> _WRITTEN EXERCISE_: Reproduce the following material exactly, including every line.

> _ENTRIES PROVIDED_:
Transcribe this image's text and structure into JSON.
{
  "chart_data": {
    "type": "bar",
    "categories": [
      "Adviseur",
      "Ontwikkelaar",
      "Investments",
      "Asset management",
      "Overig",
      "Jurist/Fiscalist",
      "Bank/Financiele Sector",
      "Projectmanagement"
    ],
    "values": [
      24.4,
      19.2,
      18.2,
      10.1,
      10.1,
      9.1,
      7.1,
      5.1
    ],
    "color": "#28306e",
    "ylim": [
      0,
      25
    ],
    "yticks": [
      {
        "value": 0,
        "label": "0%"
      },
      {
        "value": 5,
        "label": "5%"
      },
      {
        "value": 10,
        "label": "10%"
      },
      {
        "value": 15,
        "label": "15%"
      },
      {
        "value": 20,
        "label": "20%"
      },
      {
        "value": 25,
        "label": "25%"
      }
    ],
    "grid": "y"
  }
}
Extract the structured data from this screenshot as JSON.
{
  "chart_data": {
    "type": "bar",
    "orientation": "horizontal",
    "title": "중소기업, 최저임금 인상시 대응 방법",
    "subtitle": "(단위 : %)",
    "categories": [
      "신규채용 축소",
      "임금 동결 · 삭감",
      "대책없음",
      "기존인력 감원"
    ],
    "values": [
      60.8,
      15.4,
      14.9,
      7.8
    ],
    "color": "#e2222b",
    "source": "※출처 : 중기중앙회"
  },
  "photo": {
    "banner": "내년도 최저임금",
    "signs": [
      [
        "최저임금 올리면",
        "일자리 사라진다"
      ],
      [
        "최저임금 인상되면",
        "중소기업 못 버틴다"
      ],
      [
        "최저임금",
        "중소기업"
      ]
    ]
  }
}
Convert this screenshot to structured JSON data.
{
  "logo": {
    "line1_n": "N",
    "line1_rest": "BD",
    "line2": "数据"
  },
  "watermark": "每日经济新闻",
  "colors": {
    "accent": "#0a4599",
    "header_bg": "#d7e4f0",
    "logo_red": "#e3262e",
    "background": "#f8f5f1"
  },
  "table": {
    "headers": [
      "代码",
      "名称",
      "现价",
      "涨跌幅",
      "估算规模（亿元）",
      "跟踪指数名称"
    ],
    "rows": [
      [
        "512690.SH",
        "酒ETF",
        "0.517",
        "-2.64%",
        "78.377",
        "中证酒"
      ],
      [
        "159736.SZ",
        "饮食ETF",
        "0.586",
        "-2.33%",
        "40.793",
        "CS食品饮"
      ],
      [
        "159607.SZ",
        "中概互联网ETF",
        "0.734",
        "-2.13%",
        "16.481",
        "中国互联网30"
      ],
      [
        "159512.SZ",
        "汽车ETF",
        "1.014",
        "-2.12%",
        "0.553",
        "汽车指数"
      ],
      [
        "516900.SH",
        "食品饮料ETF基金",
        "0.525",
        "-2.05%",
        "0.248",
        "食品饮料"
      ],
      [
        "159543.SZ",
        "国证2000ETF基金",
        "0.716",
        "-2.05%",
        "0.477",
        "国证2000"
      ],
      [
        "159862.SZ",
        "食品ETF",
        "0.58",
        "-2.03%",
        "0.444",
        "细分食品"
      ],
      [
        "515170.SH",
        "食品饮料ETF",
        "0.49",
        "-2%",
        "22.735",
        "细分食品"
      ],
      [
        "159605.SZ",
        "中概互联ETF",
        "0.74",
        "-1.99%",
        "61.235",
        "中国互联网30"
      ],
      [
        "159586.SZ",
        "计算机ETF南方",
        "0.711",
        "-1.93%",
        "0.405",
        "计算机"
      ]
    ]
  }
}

> _FINAL RESULT_:
Transcribe this image's text and structure into JSON.
{
  "chart_data": {
    "type": "bar",
    "categories": [
      "Adviseur",
      "Ontwikkelaar",
      "Investments",
      "Asset management",
      "Overig",
      "Jurist/Fiscalist",
      "Bank/Financiele Sector",
      "Projectmanagement"
    ],
    "values": [
      24.4,
      19.2,
      18.2,
      10.1,
      10.1,
      9.1,
      7.1,
      5.1
    ],
    "color": "#28306e",
    "ylim": [
      0,
      25
    ],
    "yticks": [
      {
        "value": 0,
        "label": "0%"
      },
      {
        "value": 5,
        "label": "5%"
      },
      {
        "value": 10,
        "label": "10%"
      },
      {
        "value": 15,
        "label": "15%"
      },
      {
        "value": 20,
        "label": "20%"
      },
      {
        "value": 25,
        "label": "25%"
      }
    ],
    "grid": "y"
  }
}
Extract the structured data from this screenshot as JSON.
{
  "chart_data": {
    "type": "bar",
    "orientation": "horizontal",
    "title": "중소기업, 최저임금 인상시 대응 방법",
    "subtitle": "(단위 : %)",
    "categories": [
      "신규채용 축소",
      "임금 동결 · 삭감",
      "대책없음",
      "기존인력 감원"
    ],
    "values": [
      60.8,
      15.4,
      14.9,
      7.8
    ],
    "color": "#e2222b",
    "source": "※출처 : 중기중앙회"
  },
  "photo": {
    "banner": "내년도 최저임금",
    "signs": [
      [
        "최저임금 올리면",
        "일자리 사라진다"
      ],
      [
        "최저임금 인상되면",
        "중소기업 못 버틴다"
      ],
      [
        "최저임금",
        "중소기업"
      ]
    ]
  }
}
Convert this screenshot to structured JSON data.
{
  "logo": {
    "line1_n": "N",
    "line1_rest": "BD",
    "line2": "数据"
  },
  "watermark": "每日经济新闻",
  "colors": {
    "accent": "#0a4599",
    "header_bg": "#d7e4f0",
    "logo_red": "#e3262e",
    "background": "#f8f5f1"
  },
  "table": {
    "headers": [
      "代码",
      "名称",
      "现价",
      "涨跌幅",
      "估算规模（亿元）",
      "跟踪指数名称"
    ],
    "rows": [
      [
        "512690.SH",
        "酒ETF",
        "0.517",
        "-2.64%",
        "78.377",
        "中证酒"
      ],
      [
        "159736.SZ",
        "饮食ETF",
        "0.586",
        "-2.33%",
        "40.793",
        "CS食品饮"
      ],
      [
        "159607.SZ",
        "中概互联网ETF",
        "0.734",
        "-2.13%",
        "16.481",
        "中国互联网30"
      ],
      [
        "159512.SZ",
        "汽车ETF",
        "1.014",
        "-2.12%",
        "0.553",
        "汽车指数"
      ],
      [
        "516900.SH",
        "食品饮料ETF基金",
        "0.525",
        "-2.05%",
        "0.248",
        "食品饮料"
      ],
      [
        "159543.SZ",
        "国证2000ETF基金",
        "0.716",
        "-2.05%",
        "0.477",
        "国证2000"
      ],
      [
        "159862.SZ",
        "食品ETF",
        "0.58",
        "-2.03%",
        "0.444",
        "细分食品"
      ],
      [
        "515170.SH",
        "食品饮料ETF",
        "0.49",
        "-2%",
        "22.735",
        "细分食品"
      ],
      [
        "159605.SZ",
        "中概互联ETF",
        "0.74",
        "-1.99%",
        "61.235",
        "中国互联网30"
      ],
      [
        "159586.SZ",
        "计算机ETF南方",
        "0.711",
        "-1.93%",
        "0.405",
        "计算机"
      ]
    ]
  }
}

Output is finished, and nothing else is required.